* [Written exercise]: Please retype the data in full and exactly; the pictures are not part of the copy.

* [Record extracts]:
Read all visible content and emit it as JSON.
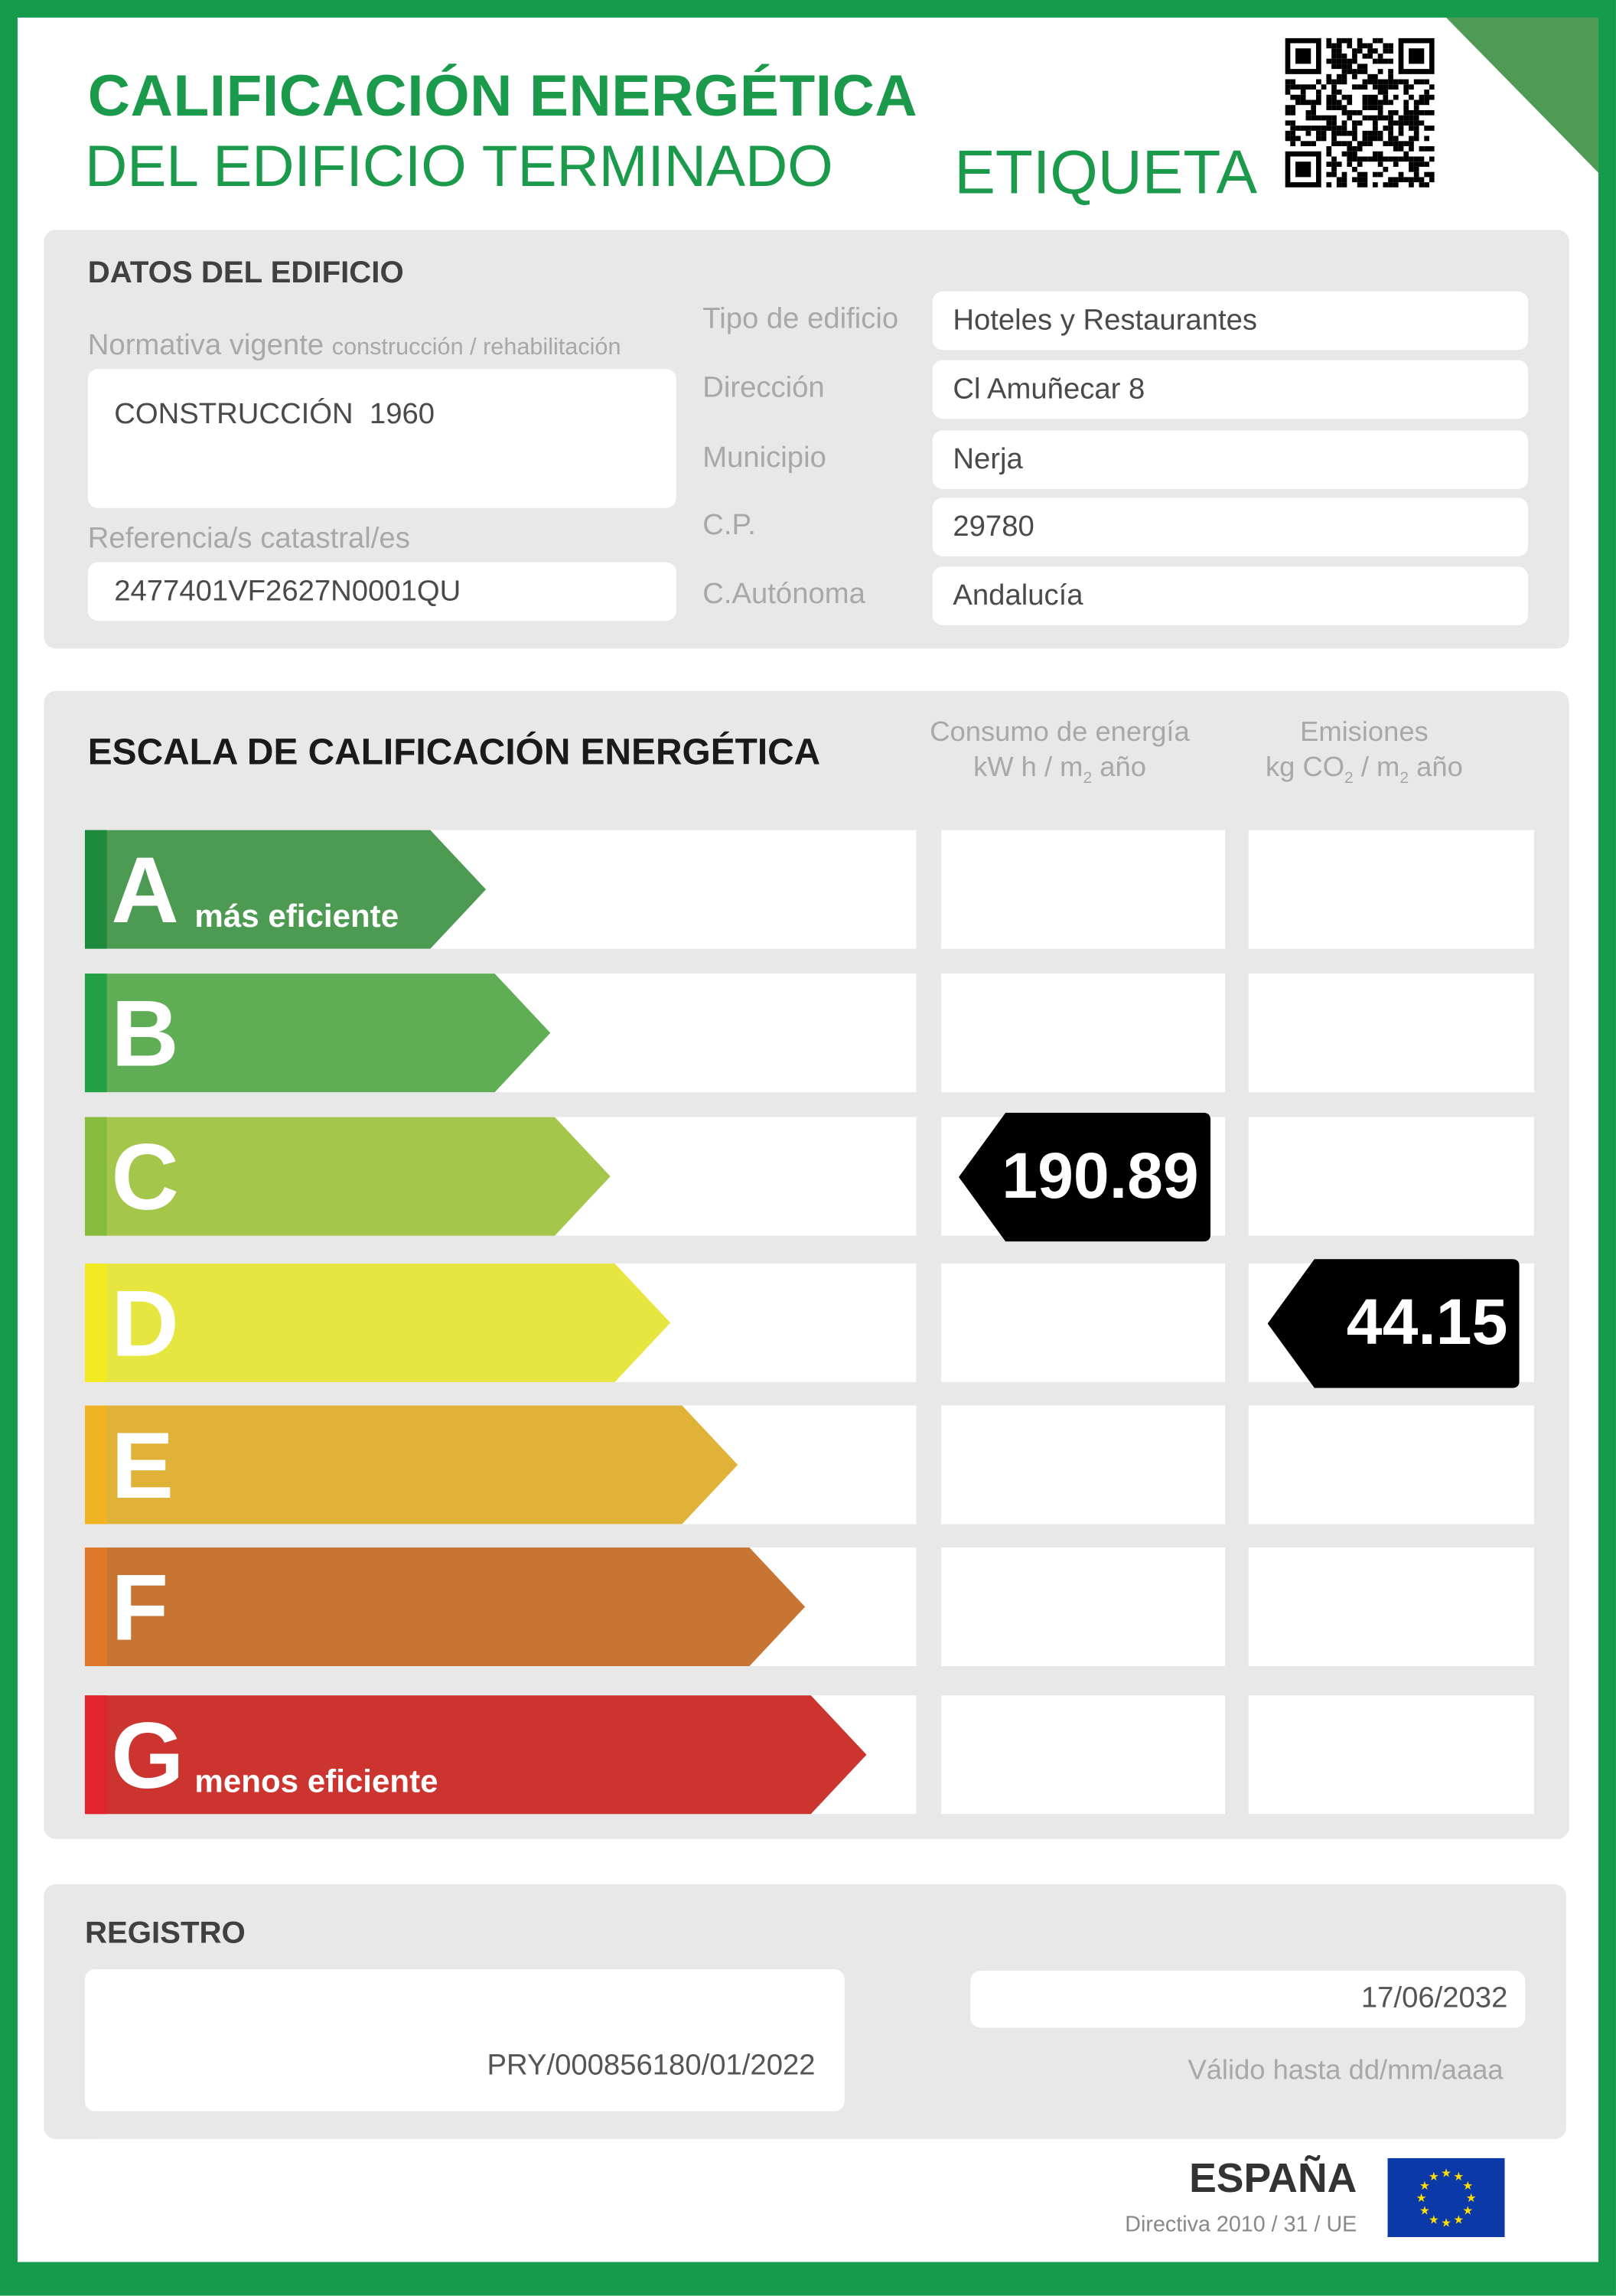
{
  "header": {
    "title_line1": "CALIFICACIÓN ENERGÉTICA",
    "title_line2": "DEL EDIFICIO TERMINADO",
    "label": "ETIQUETA",
    "qr_icon": "qr-code-icon"
  },
  "building": {
    "heading": "DATOS DEL EDIFICIO",
    "normativa_label": "Normativa vigente",
    "normativa_sublabel": "construcción / rehabilitación",
    "normativa_value": "CONSTRUCCIÓN  1960",
    "catastral_label": "Referencia/s catastral/es",
    "catastral_value": "2477401VF2627N0001QU",
    "fields": [
      {
        "label": "Tipo de edificio",
        "value": "Hoteles y Restaurantes"
      },
      {
        "label": "Dirección",
        "value": "Cl Amuñecar 8"
      },
      {
        "label": "Municipio",
        "value": "Nerja"
      },
      {
        "label": "C.P.",
        "value": "29780"
      },
      {
        "label": "C.Autónoma",
        "value": "Andalucía"
      }
    ]
  },
  "scale": {
    "heading": "ESCALA DE CALIFICACIÓN ENERGÉTICA",
    "col1_title": "Consumo de energía",
    "col1_unit_a": "kW h / m",
    "col1_unit_sub": "2",
    "col1_unit_b": " año",
    "col2_title": "Emisiones",
    "col2_unit_a": "kg CO",
    "col2_unit_sub1": "2",
    "col2_unit_b": " / m",
    "col2_unit_sub2": "2",
    "col2_unit_c": " año",
    "classes": [
      {
        "letter": "A",
        "sub": "más eficiente",
        "color": "#4d9a52",
        "stripe": "#1e8a3e"
      },
      {
        "letter": "B",
        "sub": "",
        "color": "#5fae55",
        "stripe": "#23a245"
      },
      {
        "letter": "C",
        "sub": "",
        "color": "#a4c74b",
        "stripe": "#86bb3c"
      },
      {
        "letter": "D",
        "sub": "",
        "color": "#e7e641",
        "stripe": "#f2ea22"
      },
      {
        "letter": "E",
        "sub": "",
        "color": "#e0b338",
        "stripe": "#f0b322"
      },
      {
        "letter": "F",
        "sub": "",
        "color": "#c87433",
        "stripe": "#e0782a"
      },
      {
        "letter": "G",
        "sub": "menos eficiente",
        "color": "#cc3430",
        "stripe": "#e0262a"
      }
    ],
    "energy": {
      "value": "190.89",
      "class": "C"
    },
    "emissions": {
      "value": "44.15",
      "class": "D"
    }
  },
  "registro": {
    "heading": "REGISTRO",
    "number": "PRY/000856180/01/2022",
    "valid_date": "17/06/2032",
    "valid_label": "Válido hasta dd/mm/aaaa"
  },
  "footer": {
    "country": "ESPAÑA",
    "directive": "Directiva 2010 / 31 / UE",
    "flag_icon": "eu-flag-icon"
  },
  "colors": {
    "brand_green": "#169a4c",
    "panel": "#e8e8e8",
    "badge": "#000000"
  }
}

* [Exercise output]:
Read all visible content and emit it as JSON.
{
  "header": {
    "title_line1": "CALIFICACIÓN ENERGÉTICA",
    "title_line2": "DEL EDIFICIO TERMINADO",
    "label": "ETIQUETA",
    "qr_icon": "qr-code-icon"
  },
  "building": {
    "heading": "DATOS DEL EDIFICIO",
    "normativa_label": "Normativa vigente",
    "normativa_sublabel": "construcción / rehabilitación",
    "normativa_value": "CONSTRUCCIÓN  1960",
    "catastral_label": "Referencia/s catastral/es",
    "catastral_value": "2477401VF2627N0001QU",
    "fields": [
      {
        "label": "Tipo de edificio",
        "value": "Hoteles y Restaurantes"
      },
      {
        "label": "Dirección",
        "value": "Cl Amuñecar 8"
      },
      {
        "label": "Municipio",
        "value": "Nerja"
      },
      {
        "label": "C.P.",
        "value": "29780"
      },
      {
        "label": "C.Autónoma",
        "value": "Andalucía"
      }
    ]
  },
  "scale": {
    "heading": "ESCALA DE CALIFICACIÓN ENERGÉTICA",
    "col1_title": "Consumo de energía",
    "col1_unit_a": "kW h / m",
    "col1_unit_sub": "2",
    "col1_unit_b": " año",
    "col2_title": "Emisiones",
    "col2_unit_a": "kg CO",
    "col2_unit_sub1": "2",
    "col2_unit_b": " / m",
    "col2_unit_sub2": "2",
    "col2_unit_c": " año",
    "classes": [
      {
        "letter": "A",
        "sub": "más eficiente",
        "color": "#4d9a52",
        "stripe": "#1e8a3e"
      },
      {
        "letter": "B",
        "sub": "",
        "color": "#5fae55",
        "stripe": "#23a245"
      },
      {
        "letter": "C",
        "sub": "",
        "color": "#a4c74b",
        "stripe": "#86bb3c"
      },
      {
        "letter": "D",
        "sub": "",
        "color": "#e7e641",
        "stripe": "#f2ea22"
      },
      {
        "letter": "E",
        "sub": "",
        "color": "#e0b338",
        "stripe": "#f0b322"
      },
      {
        "letter": "F",
        "sub": "",
        "color": "#c87433",
        "stripe": "#e0782a"
      },
      {
        "letter": "G",
        "sub": "menos eficiente",
        "color": "#cc3430",
        "stripe": "#e0262a"
      }
    ],
    "energy": {
      "value": "190.89",
      "class": "C"
    },
    "emissions": {
      "value": "44.15",
      "class": "D"
    }
  },
  "registro": {
    "heading": "REGISTRO",
    "number": "PRY/000856180/01/2022",
    "valid_date": "17/06/2032",
    "valid_label": "Válido hasta dd/mm/aaaa"
  },
  "footer": {
    "country": "ESPAÑA",
    "directive": "Directiva 2010 / 31 / UE",
    "flag_icon": "eu-flag-icon"
  },
  "colors": {
    "brand_green": "#169a4c",
    "panel": "#e8e8e8",
    "badge": "#000000"
  }
}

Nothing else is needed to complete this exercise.